» DATASET RECORDS
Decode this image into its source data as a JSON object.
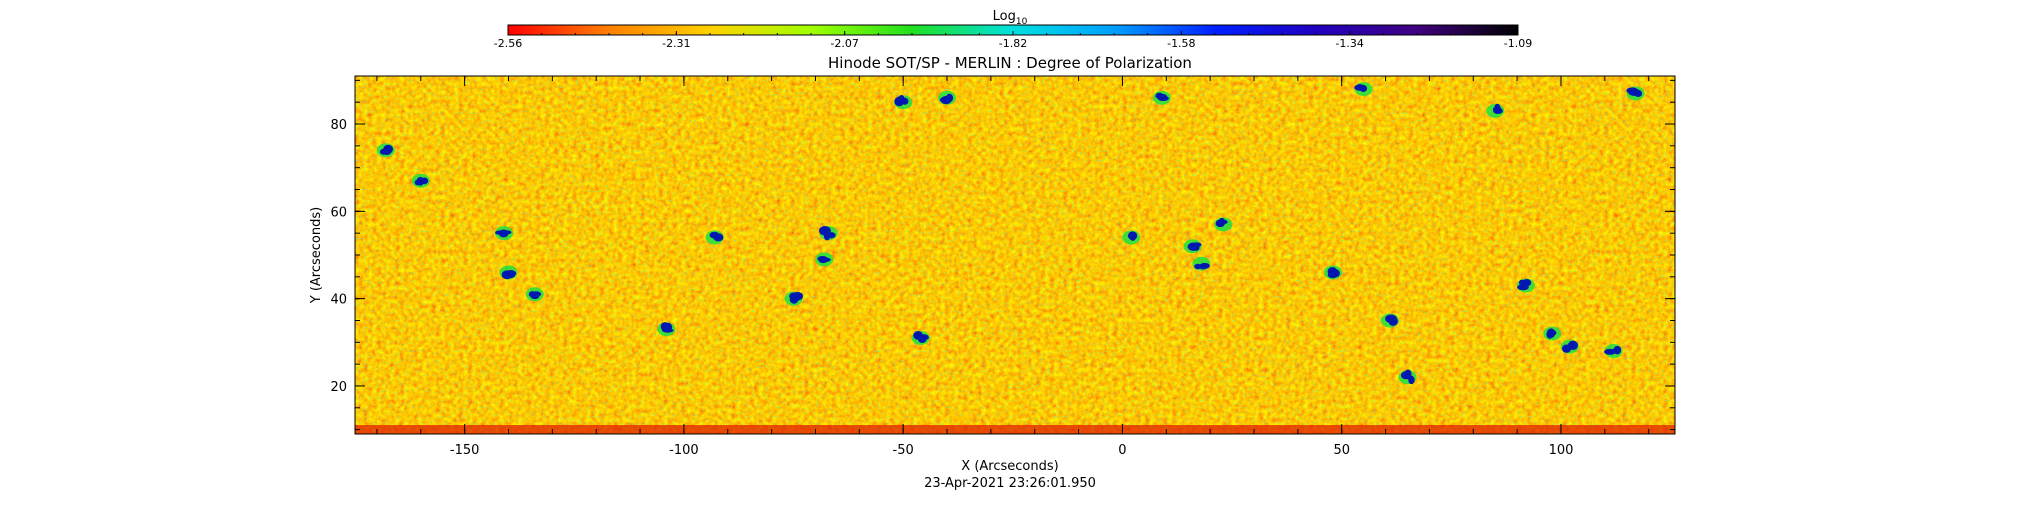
{
  "chart_data": {
    "type": "heatmap",
    "title": "Hinode SOT/SP - MERLIN : Degree of Polarization",
    "xlabel": "X (Arcseconds)",
    "ylabel": "Y (Arcseconds)",
    "timestamp": "23-Apr-2021 23:26:01.950",
    "colorbar": {
      "label_base": "Log",
      "label_sub": "10",
      "range": [
        -2.56,
        -1.09
      ],
      "tick_labels": [
        "-2.56",
        "-2.31",
        "-2.07",
        "-1.82",
        "-1.58",
        "-1.34",
        "-1.09"
      ],
      "colors": [
        "#ff0000",
        "#ff8000",
        "#ffd000",
        "#a0ff00",
        "#20e020",
        "#00e0e0",
        "#00a0ff",
        "#0020ff",
        "#2000c0",
        "#400080",
        "#000000"
      ]
    },
    "xlim": [
      -175,
      126
    ],
    "ylim": [
      9,
      91
    ],
    "x_tick_values": [
      -150,
      -100,
      -50,
      0,
      50,
      100
    ],
    "x_tick_labels": [
      "-150",
      "-100",
      "-50",
      "0",
      "50",
      "100"
    ],
    "y_tick_values": [
      20,
      40,
      60,
      80
    ],
    "y_tick_labels": [
      "20",
      "40",
      "60",
      "80"
    ],
    "background_field": "dense orange/red/yellow mottled polarization field",
    "magnetic_features": [
      {
        "x": -168,
        "y": 74
      },
      {
        "x": -160,
        "y": 67
      },
      {
        "x": -141,
        "y": 55
      },
      {
        "x": -140,
        "y": 46
      },
      {
        "x": -134,
        "y": 41
      },
      {
        "x": -104,
        "y": 33
      },
      {
        "x": -93,
        "y": 54
      },
      {
        "x": -75,
        "y": 40
      },
      {
        "x": -68,
        "y": 49
      },
      {
        "x": -67,
        "y": 55
      },
      {
        "x": -50,
        "y": 85
      },
      {
        "x": -46,
        "y": 31
      },
      {
        "x": -40,
        "y": 86
      },
      {
        "x": 2,
        "y": 54
      },
      {
        "x": 9,
        "y": 86
      },
      {
        "x": 16,
        "y": 52
      },
      {
        "x": 18,
        "y": 48
      },
      {
        "x": 23,
        "y": 57
      },
      {
        "x": 48,
        "y": 46
      },
      {
        "x": 55,
        "y": 88
      },
      {
        "x": 61,
        "y": 35
      },
      {
        "x": 65,
        "y": 22
      },
      {
        "x": 85,
        "y": 83
      },
      {
        "x": 92,
        "y": 43
      },
      {
        "x": 98,
        "y": 32
      },
      {
        "x": 102,
        "y": 29
      },
      {
        "x": 112,
        "y": 28
      },
      {
        "x": 117,
        "y": 87
      }
    ]
  }
}
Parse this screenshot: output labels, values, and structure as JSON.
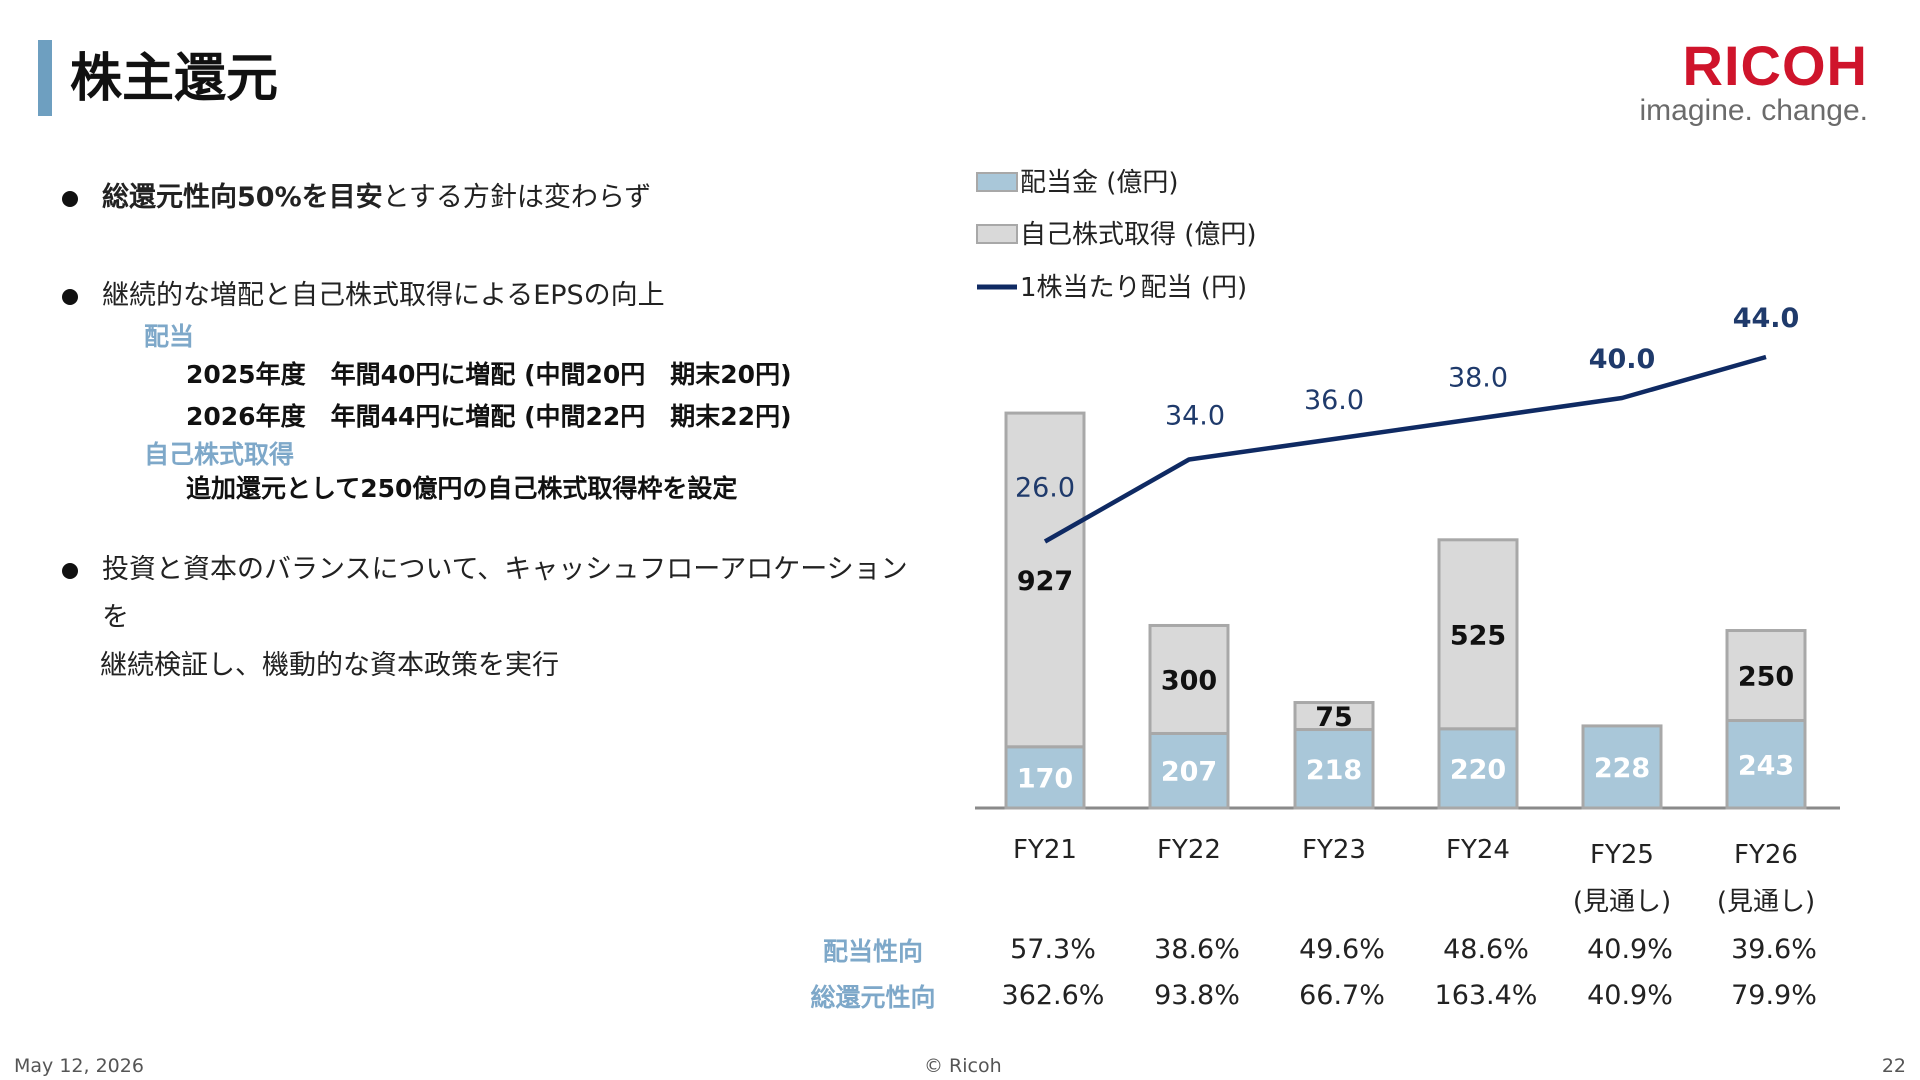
{
  "slide": {
    "title": "株主還元",
    "logo": {
      "word": "RICOH",
      "tagline": "imagine. change."
    },
    "footer": {
      "date": "May 12, 2026",
      "copyright": "© Ricoh",
      "page": "22"
    }
  },
  "bullets": {
    "b1_strong": "総還元性向50%を目安",
    "b1_rest": "とする方針は変わらず",
    "b2": "継続的な増配と自己株式取得によるEPSの向上",
    "dividend_heading": "配当",
    "dividend_line1": "2025年度　年間40円に増配 (中間20円　期末20円)",
    "dividend_line2": "2026年度　年間44円に増配 (中間22円　期末22円)",
    "buyback_heading": "自己株式取得",
    "buyback_line": "追加還元として250億円の自己株式取得枠を設定",
    "b3_line1": "投資と資本のバランスについて、キャッシュフローアロケーションを",
    "b3_line2": "継続検証し、機動的な資本政策を実行"
  },
  "chart_data": {
    "type": "bar",
    "stacked": true,
    "categories": [
      "FY21",
      "FY22",
      "FY23",
      "FY24",
      "FY25",
      "FY26"
    ],
    "category_notes": [
      "",
      "",
      "",
      "",
      "(見通し)",
      "(見通し)"
    ],
    "series": [
      {
        "name": "配当金 (億円)",
        "type": "bar",
        "color": "#a9c7d9",
        "values": [
          170,
          207,
          218,
          220,
          228,
          243
        ]
      },
      {
        "name": "自己株式取得 (億円)",
        "type": "bar",
        "color": "#d9d9d9",
        "values": [
          927,
          300,
          75,
          525,
          0,
          250
        ]
      },
      {
        "name": "1株当たり配当 (円)",
        "type": "line",
        "color": "#0f2a63",
        "values": [
          26.0,
          34.0,
          36.0,
          38.0,
          40.0,
          44.0
        ],
        "labels": [
          "26.0",
          "34.0",
          "36.0",
          "38.0",
          "40.0",
          "44.0"
        ],
        "bold_labels": [
          false,
          false,
          false,
          false,
          true,
          true
        ]
      }
    ],
    "legend_position": "top-left",
    "grid": false,
    "table_rows": [
      {
        "label": "配当性向",
        "values": [
          "57.3%",
          "38.6%",
          "49.6%",
          "48.6%",
          "40.9%",
          "39.6%"
        ]
      },
      {
        "label": "総還元性向",
        "values": [
          "362.6%",
          "93.8%",
          "66.7%",
          "163.4%",
          "40.9%",
          "79.9%"
        ]
      }
    ]
  }
}
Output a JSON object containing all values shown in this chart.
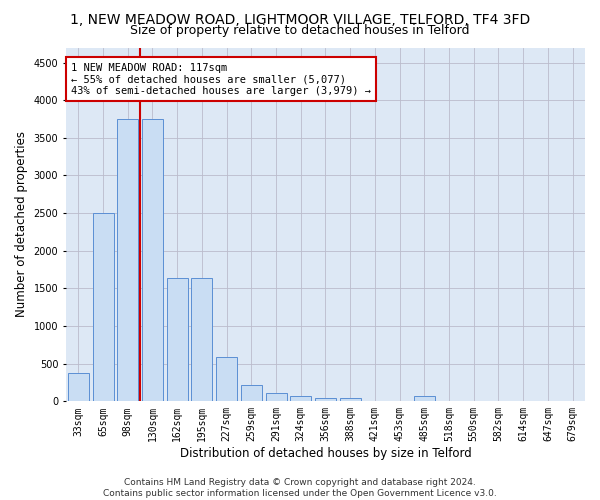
{
  "title": "1, NEW MEADOW ROAD, LIGHTMOOR VILLAGE, TELFORD, TF4 3FD",
  "subtitle": "Size of property relative to detached houses in Telford",
  "xlabel": "Distribution of detached houses by size in Telford",
  "ylabel": "Number of detached properties",
  "footer_line1": "Contains HM Land Registry data © Crown copyright and database right 2024.",
  "footer_line2": "Contains public sector information licensed under the Open Government Licence v3.0.",
  "categories": [
    "33sqm",
    "65sqm",
    "98sqm",
    "130sqm",
    "162sqm",
    "195sqm",
    "227sqm",
    "259sqm",
    "291sqm",
    "324sqm",
    "356sqm",
    "388sqm",
    "421sqm",
    "453sqm",
    "485sqm",
    "518sqm",
    "550sqm",
    "582sqm",
    "614sqm",
    "647sqm",
    "679sqm"
  ],
  "values": [
    370,
    2500,
    3750,
    3750,
    1640,
    1640,
    590,
    220,
    110,
    65,
    45,
    40,
    0,
    0,
    65,
    0,
    0,
    0,
    0,
    0,
    0
  ],
  "bar_color": "#c9ddf3",
  "bar_edge_color": "#5b8fd4",
  "vline_color": "#cc0000",
  "vline_x_index": 2.5,
  "annotation_text": "1 NEW MEADOW ROAD: 117sqm\n← 55% of detached houses are smaller (5,077)\n43% of semi-detached houses are larger (3,979) →",
  "annotation_box_facecolor": "white",
  "annotation_box_edgecolor": "#cc0000",
  "ylim": [
    0,
    4700
  ],
  "yticks": [
    0,
    500,
    1000,
    1500,
    2000,
    2500,
    3000,
    3500,
    4000,
    4500
  ],
  "grid_color": "#bbbbcc",
  "bg_color": "#dde8f5",
  "title_fontsize": 10,
  "subtitle_fontsize": 9,
  "axis_label_fontsize": 8.5,
  "tick_fontsize": 7,
  "footer_fontsize": 6.5,
  "annotation_fontsize": 7.5
}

» AIM OF THE TASK
Report how many lines of the preceding records include "detached". Output the number only.

» WRITTEN SOLUTION
4